## Task instructions
Return only the number of lines in the entries below that hold the word "Crescente".

## Given data

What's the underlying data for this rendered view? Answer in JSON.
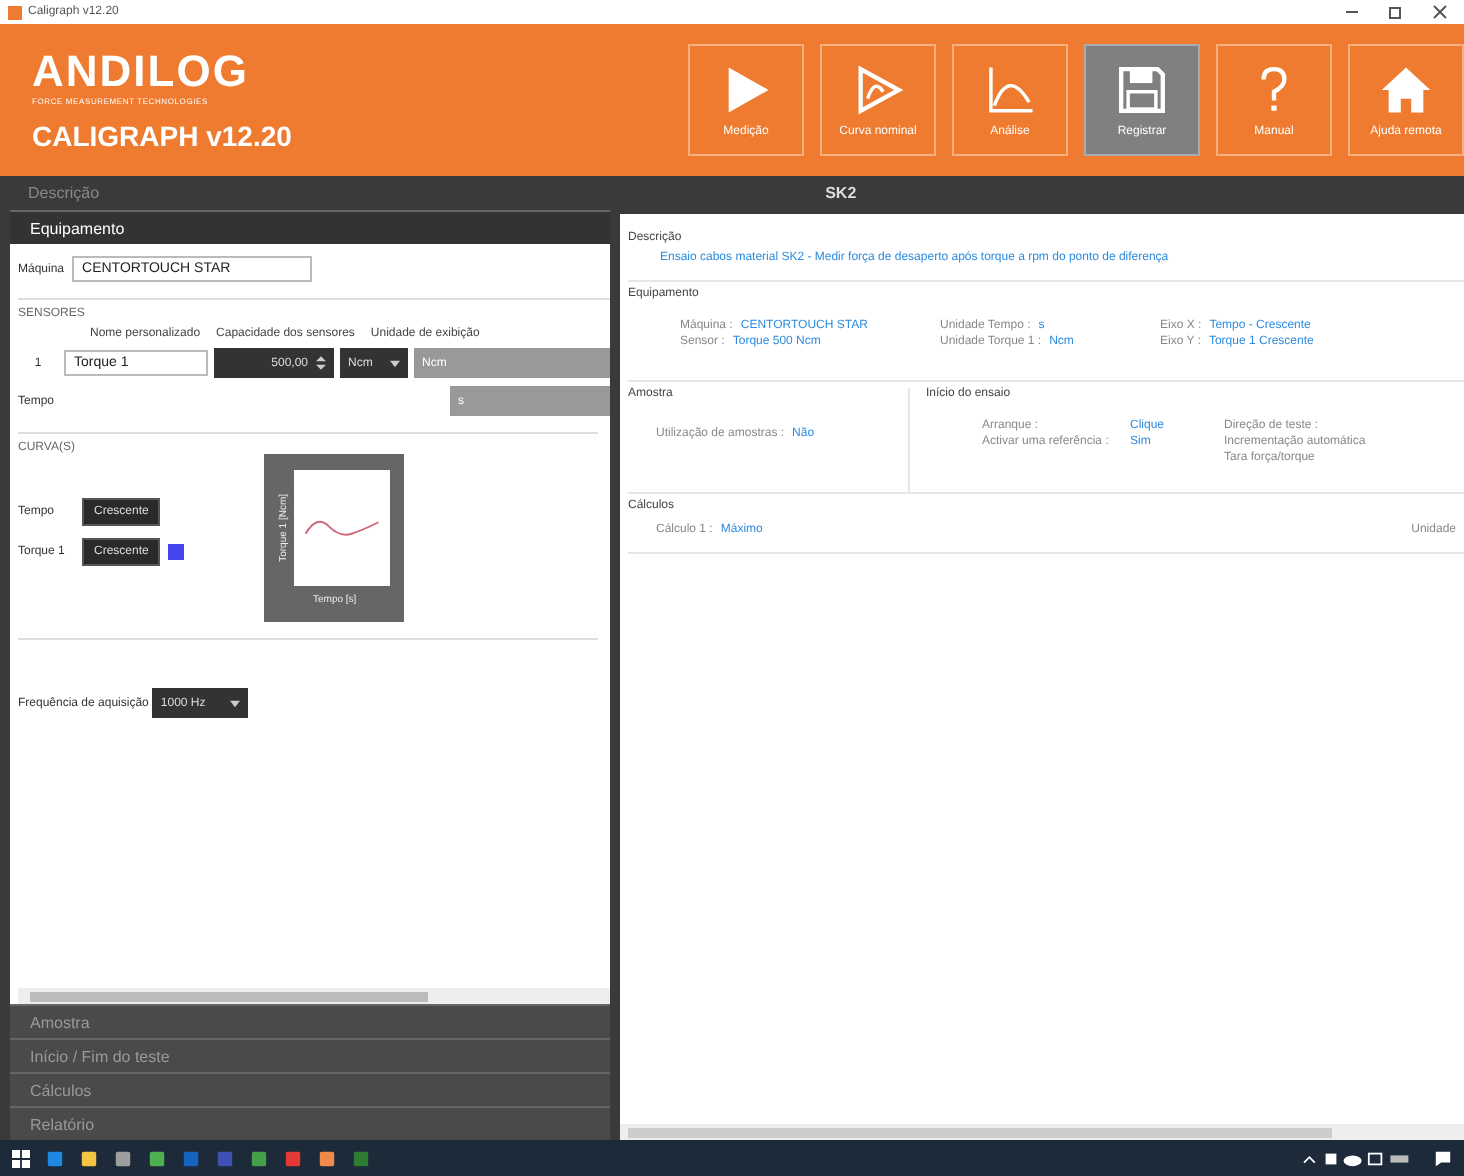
{
  "window": {
    "title": "Caligraph v12.20"
  },
  "header": {
    "logo": "ANDILOG",
    "tagline": "FORCE MEASUREMENT TECHNOLOGIES",
    "product": "CALIGRAPH v12.20",
    "buttons": [
      {
        "label": "Medição",
        "kind": "play",
        "selected": false
      },
      {
        "label": "Curva nominal",
        "kind": "curve",
        "selected": false
      },
      {
        "label": "Análise",
        "kind": "analysis",
        "selected": false
      },
      {
        "label": "Registrar",
        "kind": "save",
        "selected": true
      },
      {
        "label": "Manual",
        "kind": "help",
        "selected": false
      },
      {
        "label": "Ajuda remota",
        "kind": "home",
        "selected": false
      }
    ]
  },
  "bar": {
    "left": "Descrição",
    "right": "SK2"
  },
  "left": {
    "open_section": "Equipamento",
    "machine_label": "Máquina",
    "machine_value": "CENTORTOUCH STAR",
    "sensors": {
      "title": "SENSORES",
      "columns": [
        "Nome personalizado",
        "Capacidade dos sensores",
        "Unidade de exibição"
      ],
      "rows": [
        {
          "index": "1",
          "name": "Torque 1",
          "capacity": "500,00",
          "unit": "Ncm",
          "display_unit": "Ncm"
        }
      ],
      "time_label": "Tempo",
      "time_unit": "s"
    },
    "curves": {
      "title": "CURVA(S)",
      "items": [
        {
          "label": "Tempo",
          "order": "Crescente"
        },
        {
          "label": "Torque 1",
          "order": "Crescente",
          "color": "#4646ee"
        }
      ],
      "preview": {
        "ylabel": "Torque 1 [Ncm]",
        "xlabel": "Tempo [s]"
      }
    },
    "frequency": {
      "label": "Frequência de aquisição",
      "value": "1000 Hz"
    },
    "sections": [
      "Amostra",
      "Início / Fim do teste",
      "Cálculos",
      "Relatório"
    ]
  },
  "right": {
    "description": {
      "title": "Descrição",
      "text": "Ensaio cabos material SK2 - Medir força de desaperto após torque a rpm do ponto de diferença"
    },
    "equipment": {
      "title": "Equipamento",
      "columns": [
        [
          {
            "label": "Máquina :",
            "value": "CENTORTOUCH STAR"
          },
          {
            "label": "Sensor :",
            "value": "Torque 500 Ncm"
          }
        ],
        [
          {
            "label": "Unidade Tempo :",
            "value": "s"
          },
          {
            "label": "Unidade Torque 1 :",
            "value": "Ncm"
          }
        ],
        [
          {
            "label": "Eixo X :",
            "value": "Tempo - Crescente"
          },
          {
            "label": "Eixo Y :",
            "value": "Torque 1 Crescente"
          }
        ]
      ]
    },
    "sample": {
      "title": "Amostra",
      "items": [
        {
          "label": "Utilização de amostras :",
          "value": "Não"
        }
      ]
    },
    "start": {
      "title": "Início do ensaio",
      "items": [
        {
          "label": "Arranque :",
          "value": "Clique"
        },
        {
          "label": "Activar uma referência :",
          "value": "Sim"
        }
      ],
      "notes": [
        "Direção de teste :",
        "Incrementação automática",
        "Tara força/torque"
      ]
    },
    "calc": {
      "title": "Cálculos",
      "items": [
        {
          "label": "Cálculo 1 :",
          "value": "Máximo"
        }
      ],
      "side": "Unidade"
    }
  }
}
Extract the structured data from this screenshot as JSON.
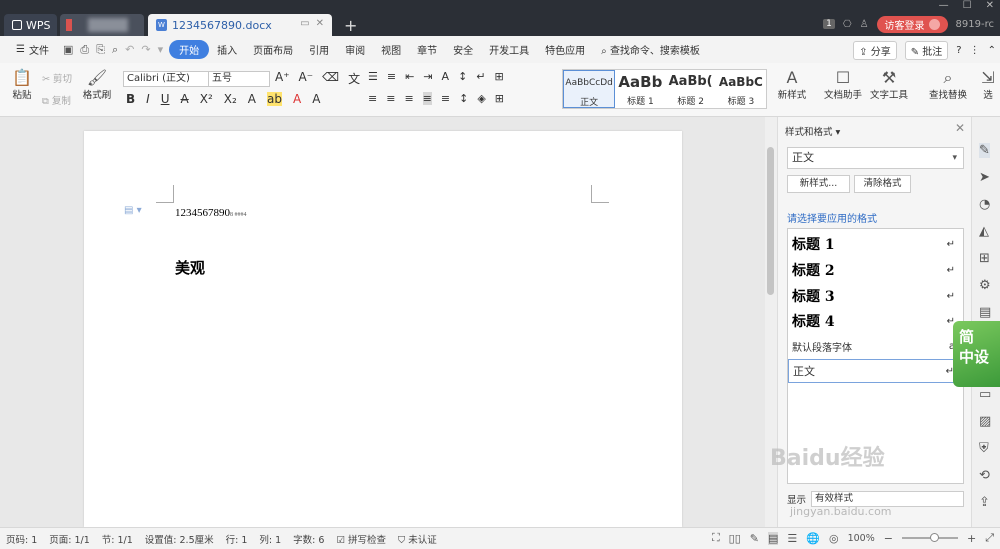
{
  "titlebar": {
    "wps_tab": "WPS",
    "doc_tab": "1234567890.docx",
    "visitor_login": "访客登录",
    "user_id": "8919-rc",
    "badge": "1"
  },
  "menu": {
    "file": "文件",
    "tabs": [
      "开始",
      "插入",
      "页面布局",
      "引用",
      "审阅",
      "视图",
      "章节",
      "安全",
      "开发工具",
      "特色应用"
    ],
    "search": "查找命令、搜索模板",
    "share": "分享",
    "comment": "批注"
  },
  "ribbon": {
    "paste": "粘贴",
    "cut": "剪切",
    "copy": "复制",
    "format_painter": "格式刷",
    "font_name": "Calibri (正文)",
    "font_size": "五号",
    "styles": [
      {
        "preview": "AaBbCcDd",
        "label": "正文"
      },
      {
        "preview": "AaBb",
        "label": "标题 1"
      },
      {
        "preview": "AaBb(",
        "label": "标题 2"
      },
      {
        "preview": "AaBbC",
        "label": "标题 3"
      }
    ],
    "new_style": "新样式",
    "doc_assistant": "文档助手",
    "text_tools": "文字工具",
    "find_replace": "查找替换",
    "select": "选"
  },
  "document": {
    "line1": "1234567890",
    "line1_sub": "8 ###4",
    "line2": "美观"
  },
  "panel": {
    "title": "样式和格式",
    "current_style": "正文",
    "new_style_btn": "新样式...",
    "clear_format_btn": "清除格式",
    "apply_label": "请选择要应用的格式",
    "styles": [
      {
        "name": "标题 1",
        "mark": "↵"
      },
      {
        "name": "标题 2",
        "mark": "↵"
      },
      {
        "name": "标题 3",
        "mark": "↵"
      },
      {
        "name": "标题 4",
        "mark": "↵"
      },
      {
        "name": "默认段落字体",
        "mark": "a"
      },
      {
        "name": "正文",
        "mark": "↵"
      }
    ],
    "show_label": "显示",
    "show_value": "有效样式"
  },
  "side_ad": {
    "line1": "简",
    "line2": "中设"
  },
  "status": {
    "page": "页码: 1",
    "pages": "页面: 1/1",
    "section": "节: 1/1",
    "setting": "设置值: 2.5厘米",
    "row": "行: 1",
    "col": "列: 1",
    "words": "字数: 6",
    "spell": "拼写检查",
    "cert": "未认证",
    "zoom": "100%"
  },
  "watermark": {
    "line1": "Baidu经验",
    "line2": "jingyan.baidu.com"
  }
}
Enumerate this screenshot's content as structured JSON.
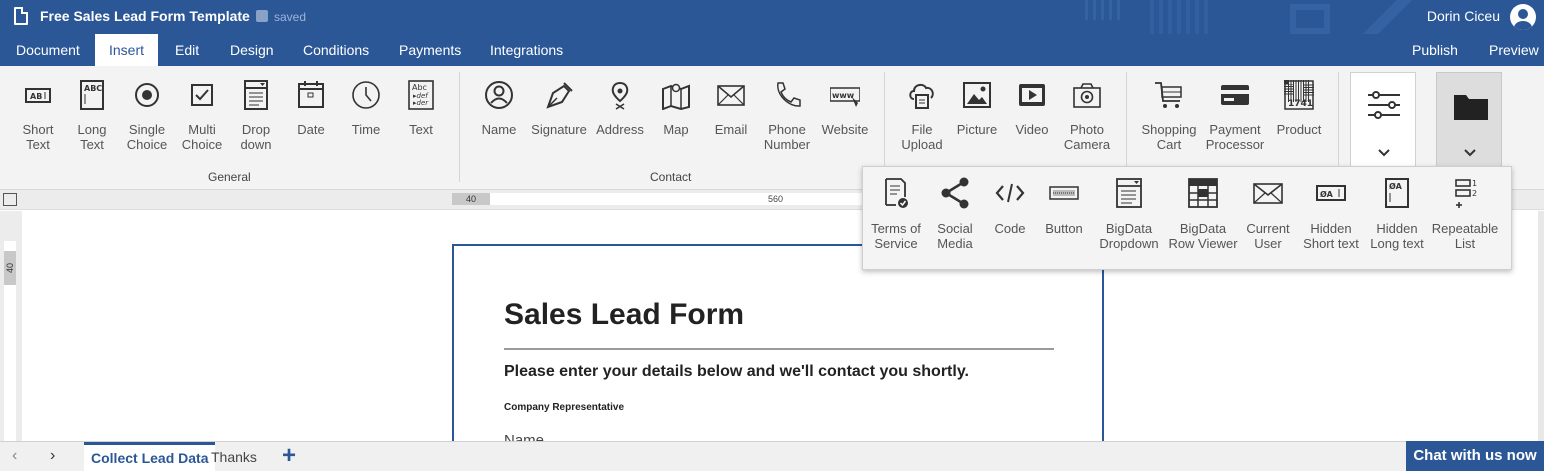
{
  "header": {
    "doc_title": "Free Sales Lead Form Template",
    "save_status": "saved",
    "user_name": "Dorin Ciceu"
  },
  "menu": {
    "tabs": [
      "Document",
      "Insert",
      "Edit",
      "Design",
      "Conditions",
      "Payments",
      "Integrations"
    ],
    "active_tab": "Insert",
    "publish": "Publish",
    "preview": "Preview"
  },
  "ribbon": {
    "general": {
      "label": "General",
      "items": [
        {
          "label": "Short\nText",
          "icon": "short-text-icon"
        },
        {
          "label": "Long\nText",
          "icon": "long-text-icon"
        },
        {
          "label": "Single\nChoice",
          "icon": "radio-icon"
        },
        {
          "label": "Multi\nChoice",
          "icon": "checkbox-icon"
        },
        {
          "label": "Drop\ndown",
          "icon": "dropdown-icon"
        },
        {
          "label": "Date",
          "icon": "calendar-icon"
        },
        {
          "label": "Time",
          "icon": "clock-icon"
        },
        {
          "label": "Text",
          "icon": "text-block-icon"
        }
      ]
    },
    "contact": {
      "label": "Contact",
      "items": [
        {
          "label": "Name",
          "icon": "person-icon"
        },
        {
          "label": "Signature",
          "icon": "pen-icon"
        },
        {
          "label": "Address",
          "icon": "location-pin-icon"
        },
        {
          "label": "Map",
          "icon": "map-icon"
        },
        {
          "label": "Email",
          "icon": "envelope-icon"
        },
        {
          "label": "Phone\nNumber",
          "icon": "phone-icon"
        },
        {
          "label": "Website",
          "icon": "www-icon"
        }
      ]
    },
    "media": {
      "items": [
        {
          "label": "File\nUpload",
          "icon": "cloud-upload-icon"
        },
        {
          "label": "Picture",
          "icon": "image-icon"
        },
        {
          "label": "Video",
          "icon": "video-icon"
        },
        {
          "label": "Photo\nCamera",
          "icon": "camera-icon"
        }
      ]
    },
    "commerce": {
      "items": [
        {
          "label": "Shopping\nCart",
          "icon": "cart-icon"
        },
        {
          "label": "Payment\nProcessor",
          "icon": "credit-card-icon"
        },
        {
          "label": "Product",
          "icon": "barcode-icon"
        }
      ]
    }
  },
  "dropdown": {
    "items": [
      {
        "label": "Terms of\nService",
        "icon": "terms-icon"
      },
      {
        "label": "Social\nMedia",
        "icon": "share-icon"
      },
      {
        "label": "Code",
        "icon": "code-icon"
      },
      {
        "label": "Button",
        "icon": "button-icon"
      },
      {
        "label": "BigData\nDropdown",
        "icon": "bigdata-dropdown-icon"
      },
      {
        "label": "BigData\nRow Viewer",
        "icon": "table-icon"
      },
      {
        "label": "Current\nUser",
        "icon": "envelope-icon"
      },
      {
        "label": "Hidden\nShort text",
        "icon": "hidden-short-icon"
      },
      {
        "label": "Hidden\nLong text",
        "icon": "hidden-long-icon"
      },
      {
        "label": "Repeatable\nList",
        "icon": "repeat-list-icon"
      }
    ]
  },
  "ruler": {
    "start": "40",
    "middle": "560",
    "left": "40"
  },
  "form": {
    "title": "Sales Lead Form",
    "subtitle": "Please enter your details below and we'll contact you shortly.",
    "section": "Company Representative",
    "first_field": "Name"
  },
  "pages": {
    "tabs": [
      "Collect Lead Data",
      "Thanks"
    ],
    "active": "Collect Lead Data"
  },
  "chat": "Chat with us now",
  "colors": {
    "brand": "#2b5797"
  }
}
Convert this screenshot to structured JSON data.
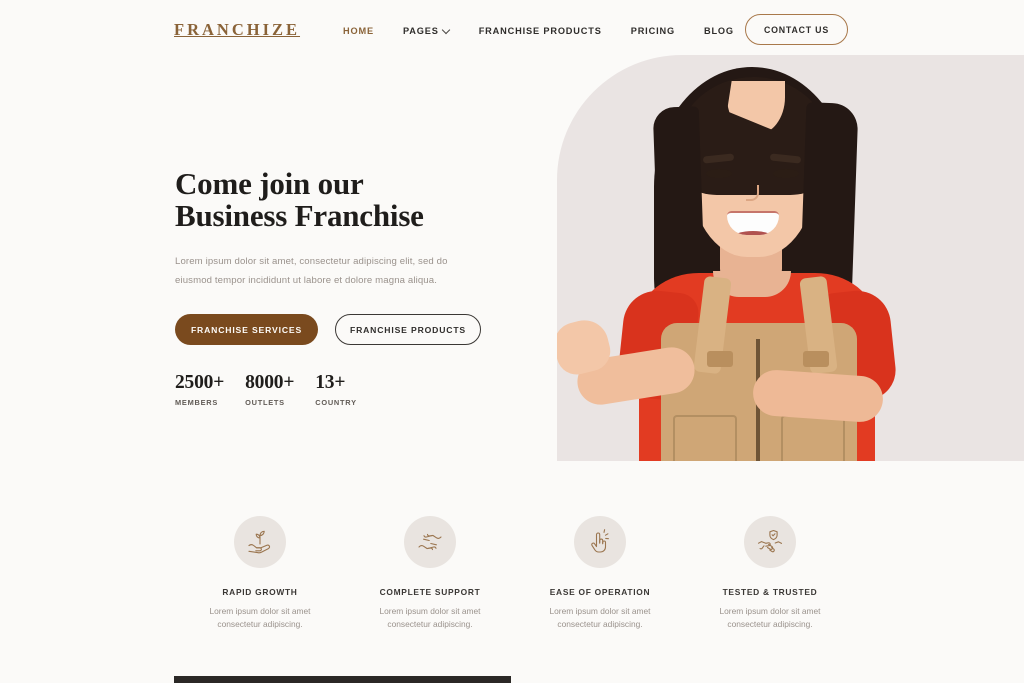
{
  "brand": {
    "name": "FRANCHIZE"
  },
  "nav": {
    "items": [
      {
        "label": "HOME",
        "active": true,
        "has_dropdown": false
      },
      {
        "label": "PAGES",
        "active": false,
        "has_dropdown": true
      },
      {
        "label": "FRANCHISE PRODUCTS",
        "active": false,
        "has_dropdown": false
      },
      {
        "label": "PRICING",
        "active": false,
        "has_dropdown": false
      },
      {
        "label": "BLOG",
        "active": false,
        "has_dropdown": false
      }
    ],
    "contact_label": "CONTACT US"
  },
  "hero": {
    "title_line1": "Come join our",
    "title_line2": "Business Franchise",
    "subtitle": "Lorem ipsum dolor sit amet, consectetur adipiscing elit, sed do eiusmod tempor incididunt ut labore et dolore magna aliqua.",
    "primary_button": "FRANCHISE SERVICES",
    "secondary_button": "FRANCHISE PRODUCTS",
    "image_alt": "Smiling young woman in red t-shirt and tan overalls"
  },
  "stats": [
    {
      "value": "2500+",
      "label": "MEMBERS"
    },
    {
      "value": "8000+",
      "label": "OUTLETS"
    },
    {
      "value": "13+",
      "label": "COUNTRY"
    }
  ],
  "features": [
    {
      "icon": "hand-holding-sprout-icon",
      "title": "RAPID GROWTH",
      "desc": "Lorem ipsum dolor sit amet consectetur adipiscing."
    },
    {
      "icon": "helping-hands-icon",
      "title": "COMPLETE SUPPORT",
      "desc": "Lorem ipsum dolor sit amet consectetur adipiscing."
    },
    {
      "icon": "snapping-fingers-icon",
      "title": "EASE OF OPERATION",
      "desc": "Lorem ipsum dolor sit amet consectetur adipiscing."
    },
    {
      "icon": "handshake-shield-icon",
      "title": "TESTED & TRUSTED",
      "desc": "Lorem ipsum dolor sit amet consectetur adipiscing."
    }
  ],
  "colors": {
    "page_background": "#fbfaf8",
    "brand_brown": "#8a6338",
    "button_brown": "#7a4a1e",
    "hero_panel": "#eae4e3",
    "icon_circle": "#e9e4e0",
    "heading_dark": "#1f1d1b",
    "muted_text": "#9a928c",
    "shirt_red": "#e23b22",
    "overalls_tan": "#cfa676",
    "bottom_strip": "#2b2826"
  }
}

## Expected answer
4